-- Start Data for this task --
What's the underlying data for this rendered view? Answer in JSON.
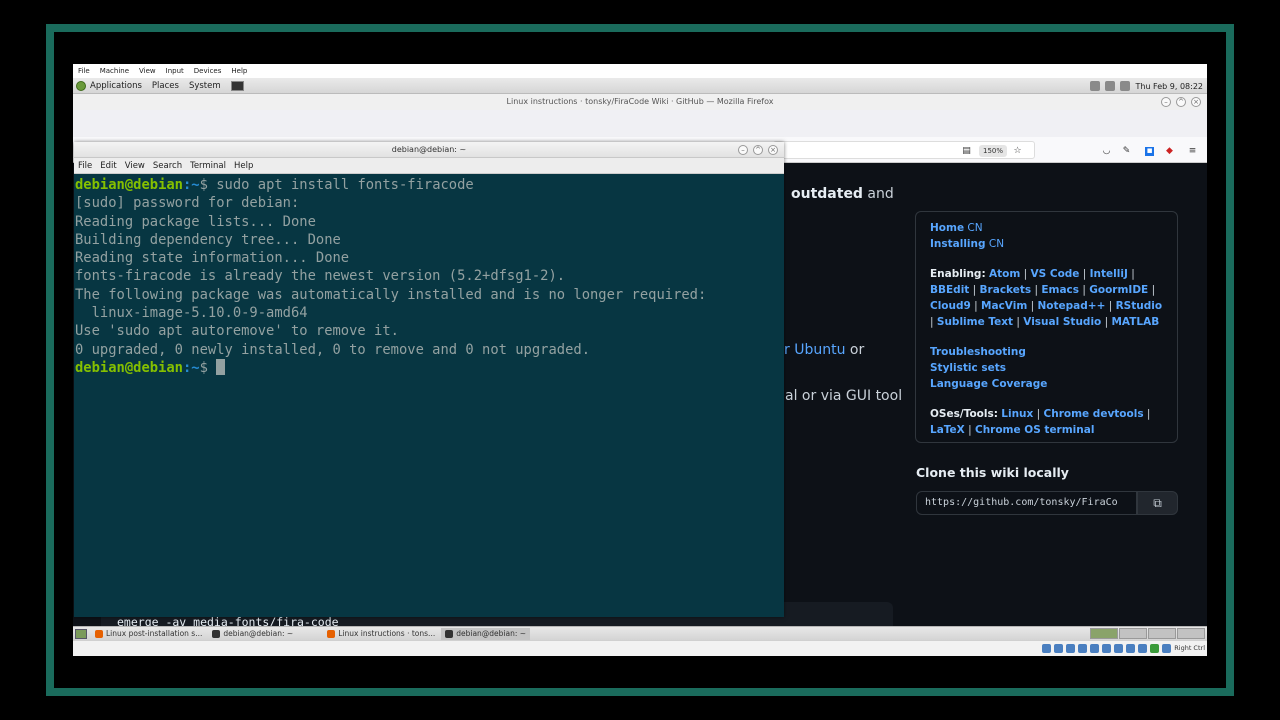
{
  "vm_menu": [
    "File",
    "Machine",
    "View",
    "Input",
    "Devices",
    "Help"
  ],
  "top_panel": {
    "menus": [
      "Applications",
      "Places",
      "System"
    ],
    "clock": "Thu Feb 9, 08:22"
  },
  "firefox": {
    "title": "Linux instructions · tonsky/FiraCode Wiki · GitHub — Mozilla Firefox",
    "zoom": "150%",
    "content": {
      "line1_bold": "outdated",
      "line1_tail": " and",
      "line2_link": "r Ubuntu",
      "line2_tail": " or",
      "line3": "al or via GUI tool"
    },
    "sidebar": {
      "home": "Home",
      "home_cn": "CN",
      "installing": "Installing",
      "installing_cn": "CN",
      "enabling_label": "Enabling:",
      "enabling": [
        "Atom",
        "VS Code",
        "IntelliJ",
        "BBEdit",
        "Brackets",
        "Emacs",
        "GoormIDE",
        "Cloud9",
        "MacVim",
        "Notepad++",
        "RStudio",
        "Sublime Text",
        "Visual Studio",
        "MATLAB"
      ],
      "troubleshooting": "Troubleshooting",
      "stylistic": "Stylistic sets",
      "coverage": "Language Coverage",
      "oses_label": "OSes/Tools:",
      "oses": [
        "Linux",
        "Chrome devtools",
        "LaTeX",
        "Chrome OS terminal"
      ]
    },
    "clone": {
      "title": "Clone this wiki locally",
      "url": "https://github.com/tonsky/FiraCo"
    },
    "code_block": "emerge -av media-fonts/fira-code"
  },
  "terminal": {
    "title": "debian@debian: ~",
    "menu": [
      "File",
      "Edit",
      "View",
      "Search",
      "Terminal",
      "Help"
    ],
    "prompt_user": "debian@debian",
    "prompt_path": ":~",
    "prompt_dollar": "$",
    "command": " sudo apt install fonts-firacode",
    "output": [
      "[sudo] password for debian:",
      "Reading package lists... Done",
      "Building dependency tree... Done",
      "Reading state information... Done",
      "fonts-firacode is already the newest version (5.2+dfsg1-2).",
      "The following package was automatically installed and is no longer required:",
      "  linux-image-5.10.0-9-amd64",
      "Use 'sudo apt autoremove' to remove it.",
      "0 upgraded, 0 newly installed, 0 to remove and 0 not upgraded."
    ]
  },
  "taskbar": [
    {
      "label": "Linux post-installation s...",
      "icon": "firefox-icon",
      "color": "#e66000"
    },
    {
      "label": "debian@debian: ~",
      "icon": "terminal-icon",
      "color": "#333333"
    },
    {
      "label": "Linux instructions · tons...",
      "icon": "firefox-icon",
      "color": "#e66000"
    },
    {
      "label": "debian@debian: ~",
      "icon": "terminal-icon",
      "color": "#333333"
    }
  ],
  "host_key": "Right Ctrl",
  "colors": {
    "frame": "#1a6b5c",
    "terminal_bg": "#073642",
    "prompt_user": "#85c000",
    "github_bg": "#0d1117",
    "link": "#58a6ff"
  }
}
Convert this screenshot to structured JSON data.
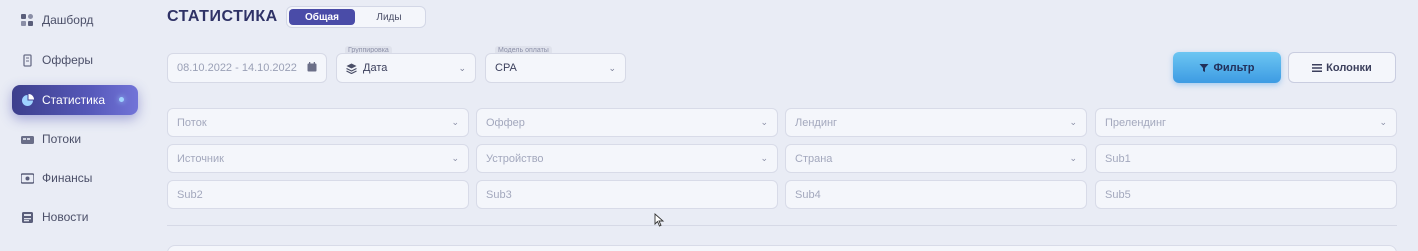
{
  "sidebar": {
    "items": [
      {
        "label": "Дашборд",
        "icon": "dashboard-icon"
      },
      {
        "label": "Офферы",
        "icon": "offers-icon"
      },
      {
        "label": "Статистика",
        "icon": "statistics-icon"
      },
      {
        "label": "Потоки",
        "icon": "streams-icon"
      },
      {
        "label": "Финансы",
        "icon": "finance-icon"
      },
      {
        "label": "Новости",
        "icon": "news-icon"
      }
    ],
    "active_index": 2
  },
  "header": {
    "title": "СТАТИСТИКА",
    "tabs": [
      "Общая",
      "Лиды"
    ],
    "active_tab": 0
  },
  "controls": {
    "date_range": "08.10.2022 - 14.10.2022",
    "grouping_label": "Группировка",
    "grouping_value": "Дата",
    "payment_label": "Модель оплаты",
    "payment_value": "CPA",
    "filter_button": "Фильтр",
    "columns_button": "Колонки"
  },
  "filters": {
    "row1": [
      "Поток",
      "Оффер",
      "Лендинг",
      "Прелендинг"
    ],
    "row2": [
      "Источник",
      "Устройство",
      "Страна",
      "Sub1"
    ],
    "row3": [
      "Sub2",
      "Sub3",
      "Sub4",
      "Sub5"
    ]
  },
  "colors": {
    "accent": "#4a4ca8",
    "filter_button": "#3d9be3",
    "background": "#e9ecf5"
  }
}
-- End Data for this task --
Set the entries down again exactly. Do not include the images.

What's the underlying data for this rendered view? Answer in JSON.
{
  "vm_menu": [
    "File",
    "Machine",
    "View",
    "Input",
    "Devices",
    "Help"
  ],
  "top_panel": {
    "menus": [
      "Applications",
      "Places",
      "System"
    ],
    "clock": "Thu Feb 9, 08:22"
  },
  "firefox": {
    "title": "Linux instructions · tonsky/FiraCode Wiki · GitHub — Mozilla Firefox",
    "zoom": "150%",
    "content": {
      "line1_bold": "outdated",
      "line1_tail": " and",
      "line2_link": "r Ubuntu",
      "line2_tail": " or",
      "line3": "al or via GUI tool"
    },
    "sidebar": {
      "home": "Home",
      "home_cn": "CN",
      "installing": "Installing",
      "installing_cn": "CN",
      "enabling_label": "Enabling:",
      "enabling": [
        "Atom",
        "VS Code",
        "IntelliJ",
        "BBEdit",
        "Brackets",
        "Emacs",
        "GoormIDE",
        "Cloud9",
        "MacVim",
        "Notepad++",
        "RStudio",
        "Sublime Text",
        "Visual Studio",
        "MATLAB"
      ],
      "troubleshooting": "Troubleshooting",
      "stylistic": "Stylistic sets",
      "coverage": "Language Coverage",
      "oses_label": "OSes/Tools:",
      "oses": [
        "Linux",
        "Chrome devtools",
        "LaTeX",
        "Chrome OS terminal"
      ]
    },
    "clone": {
      "title": "Clone this wiki locally",
      "url": "https://github.com/tonsky/FiraCo"
    },
    "code_block": "emerge -av media-fonts/fira-code"
  },
  "terminal": {
    "title": "debian@debian: ~",
    "menu": [
      "File",
      "Edit",
      "View",
      "Search",
      "Terminal",
      "Help"
    ],
    "prompt_user": "debian@debian",
    "prompt_path": ":~",
    "prompt_dollar": "$",
    "command": " sudo apt install fonts-firacode",
    "output": [
      "[sudo] password for debian:",
      "Reading package lists... Done",
      "Building dependency tree... Done",
      "Reading state information... Done",
      "fonts-firacode is already the newest version (5.2+dfsg1-2).",
      "The following package was automatically installed and is no longer required:",
      "  linux-image-5.10.0-9-amd64",
      "Use 'sudo apt autoremove' to remove it.",
      "0 upgraded, 0 newly installed, 0 to remove and 0 not upgraded."
    ]
  },
  "taskbar": [
    {
      "label": "Linux post-installation s...",
      "icon": "firefox-icon",
      "color": "#e66000"
    },
    {
      "label": "debian@debian: ~",
      "icon": "terminal-icon",
      "color": "#333333"
    },
    {
      "label": "Linux instructions · tons...",
      "icon": "firefox-icon",
      "color": "#e66000"
    },
    {
      "label": "debian@debian: ~",
      "icon": "terminal-icon",
      "color": "#333333"
    }
  ],
  "host_key": "Right Ctrl",
  "colors": {
    "frame": "#1a6b5c",
    "terminal_bg": "#073642",
    "prompt_user": "#85c000",
    "github_bg": "#0d1117",
    "link": "#58a6ff"
  }
}
Convert this screenshot to structured JSON data.
{
  "sidebar": {
    "items": [
      {
        "label": "Дашборд",
        "icon": "dashboard-icon"
      },
      {
        "label": "Офферы",
        "icon": "offers-icon"
      },
      {
        "label": "Статистика",
        "icon": "statistics-icon"
      },
      {
        "label": "Потоки",
        "icon": "streams-icon"
      },
      {
        "label": "Финансы",
        "icon": "finance-icon"
      },
      {
        "label": "Новости",
        "icon": "news-icon"
      }
    ],
    "active_index": 2
  },
  "header": {
    "title": "СТАТИСТИКА",
    "tabs": [
      "Общая",
      "Лиды"
    ],
    "active_tab": 0
  },
  "controls": {
    "date_range": "08.10.2022 - 14.10.2022",
    "grouping_label": "Группировка",
    "grouping_value": "Дата",
    "payment_label": "Модель оплаты",
    "payment_value": "CPA",
    "filter_button": "Фильтр",
    "columns_button": "Колонки"
  },
  "filters": {
    "row1": [
      "Поток",
      "Оффер",
      "Лендинг",
      "Прелендинг"
    ],
    "row2": [
      "Источник",
      "Устройство",
      "Страна",
      "Sub1"
    ],
    "row3": [
      "Sub2",
      "Sub3",
      "Sub4",
      "Sub5"
    ]
  },
  "colors": {
    "accent": "#4a4ca8",
    "filter_button": "#3d9be3",
    "background": "#e9ecf5"
  }
}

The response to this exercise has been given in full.